*Problem 1*
According to the notes on Integrity Applications, Inc., on what date was the company incorporated?
*Problem 2*
Carry on the notes on Integrity Applications, Inc. from the point where they stop.

*Text passage*
▼

INTEGRITY APPLICATIONS, INC.
(A Development Stage Company)
 
NOTES TO CONSOLIDATED FINANCIAL STATEMENTS

NOTE 1
GENERAL
 
 
A.
Integrity Applications, Inc. (the "Company") was incorporated on May 18, 2010, under the laws of the State of Delaware.  On July 15, 2010, Integrity Acquisition Corp. Ltd. (hereinafter: "Integrity Acquisition"), a wholly owned Israeli subsidiary of the Company which was established on May 23, 2010, completed a merger with A.D. Integrity Applications Ltd. (hereinafter: "Integrity Israel"), an Israeli corporation which was previously held by the stockholders of the Company.  Pursuant to the merger, all stockholders, option holders and warrant holders of Integrity Israel received an equal number of shares, options and warrants of the Company, as applicable, in exchange for their shares, options and/or warrants in Integrity Israel.  Following the merger, Integrity Israel remained a wholly-owned subsidiary of the Company.  As the merger transaction constituted a structural reorganization, the merger has been accounted for at historical cost in a manner similar to a pooling of interests.  On this basis, stockholders’ equity has been retroactively restated such that each ordinary share of Integrity Israel is reflected in stockholders' equity as a share of Common Stock of the Company as of the date of the issuance thereof by Integrity Israel.  In addition, the historical financial statements of the Company for all dates prior to May 18, 2010 have been retroactively restated to reflect the activities of Integrity Israel.
 
In November 2011, the Company completed the registration of 1,295,545 shares of its common stock pursuant to a Registration Statement on Form S-1 (Registration No. 333-176415), as amended, originally filed with the United States Securities and Exchange Commission on August 22, 2011.
 
 
 
Integrity Israel was incorporated in 2001 and commenced its operations in 2002.  Integrity Israel, a medical device company, focuses on the design, development and commercialization of non-invasive glucose monitoring devices for home use by persons suffering with diabetes.
 
Since its inception, Integrity Israel has devoted substantially all of its efforts to business planning, research and development and raising capital, and has not yet generated any revenues.  Accordingly, Integrity Israel (and therefore the Company) is considered to be in the development stage as defined in Financial Accounting Standards Board ("FASB") Accounting Standards Codification (ASC) Topic 915, "Development Stage Entities".

 
B.

▲

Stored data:
▼

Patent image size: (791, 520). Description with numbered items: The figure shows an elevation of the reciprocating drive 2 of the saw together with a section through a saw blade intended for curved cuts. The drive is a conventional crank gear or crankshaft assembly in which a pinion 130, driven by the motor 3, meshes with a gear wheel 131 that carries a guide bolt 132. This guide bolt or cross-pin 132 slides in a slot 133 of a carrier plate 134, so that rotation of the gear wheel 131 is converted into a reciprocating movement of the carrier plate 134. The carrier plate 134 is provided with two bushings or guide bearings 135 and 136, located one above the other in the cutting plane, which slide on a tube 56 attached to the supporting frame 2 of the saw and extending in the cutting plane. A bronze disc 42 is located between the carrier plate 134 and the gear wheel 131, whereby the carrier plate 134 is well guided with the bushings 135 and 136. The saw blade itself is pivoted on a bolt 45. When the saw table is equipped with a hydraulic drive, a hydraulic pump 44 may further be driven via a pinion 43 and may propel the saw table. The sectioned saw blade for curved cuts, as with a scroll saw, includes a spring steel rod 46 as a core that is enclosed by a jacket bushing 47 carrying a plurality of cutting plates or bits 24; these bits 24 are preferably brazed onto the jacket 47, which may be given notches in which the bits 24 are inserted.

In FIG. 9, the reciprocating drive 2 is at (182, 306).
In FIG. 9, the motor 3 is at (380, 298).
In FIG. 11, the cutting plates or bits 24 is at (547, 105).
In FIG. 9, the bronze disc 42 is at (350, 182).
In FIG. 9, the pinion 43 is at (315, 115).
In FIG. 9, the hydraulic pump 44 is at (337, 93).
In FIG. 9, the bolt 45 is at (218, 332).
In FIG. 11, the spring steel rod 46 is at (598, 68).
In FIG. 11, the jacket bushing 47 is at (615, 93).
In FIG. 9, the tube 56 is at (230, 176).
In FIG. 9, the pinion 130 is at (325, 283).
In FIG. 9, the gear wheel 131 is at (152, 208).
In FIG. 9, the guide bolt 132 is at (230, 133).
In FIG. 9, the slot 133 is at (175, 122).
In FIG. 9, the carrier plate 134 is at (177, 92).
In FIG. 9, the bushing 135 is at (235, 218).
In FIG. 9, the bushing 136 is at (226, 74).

▲

*Output 1*
May 18, 2010.

*Output 2*
Going concern uncertainty
 
Since its incorporation (May 18, 2010), the Company has not had any operations other than those carried out by Integrity Israel.  The development and commercialization of Integrity Israel's product is expected to require substantial expenditures.  Integrity Israel has not yet generated any revenues from its operations to fund its activities, and therefore is dependent upon external sources for financing its operations. There can be no assurance that Integrity Israel will succeed in obtaining the necessary financing to continue its operations.  Since inception, Integrity Israel has incurred accumulated losses of US$ 12,517,519 and cumulative negative operating cash flow of US$ 9,276,835.  These factors raise substantial doubt about Integrity Israel's and the Company's ability to continue as a going concern.  The consolidated financial statements do not include any adjustments that might result from the outcome of this uncertainty.  During 2010, the Company raised funds via the issuance of Common Stock (including via the conversion of convertible notes), in a total amount of approximately US$ 4 million (before related expense).  During 2011, the Company raised funds via the issuance of Common Stock in a total amount of approximately US$ 2.4 million (net of related expenses).  The Company may need to secure additional capital in the future in order to meet its anticipated liquidity needs.  The Company would expect to secure additional capital primarily through the sale of additional Common Stock or other equity securities and/or debt financing.  Funds from these sources may not be available to the Company on acceptable terms, if at all, and there is no assurance that it will be successful in securing such additional capital.

 
F - 11

 
 
INTEGRITY APPLICATIONS, INC.
(A Development Stage Company)
 
NOTES TO CONSOLIDATED FINANCIAL STATEMENTS (cont.)
 
NOTE 1
GENERAL (cont.)
 
 
C.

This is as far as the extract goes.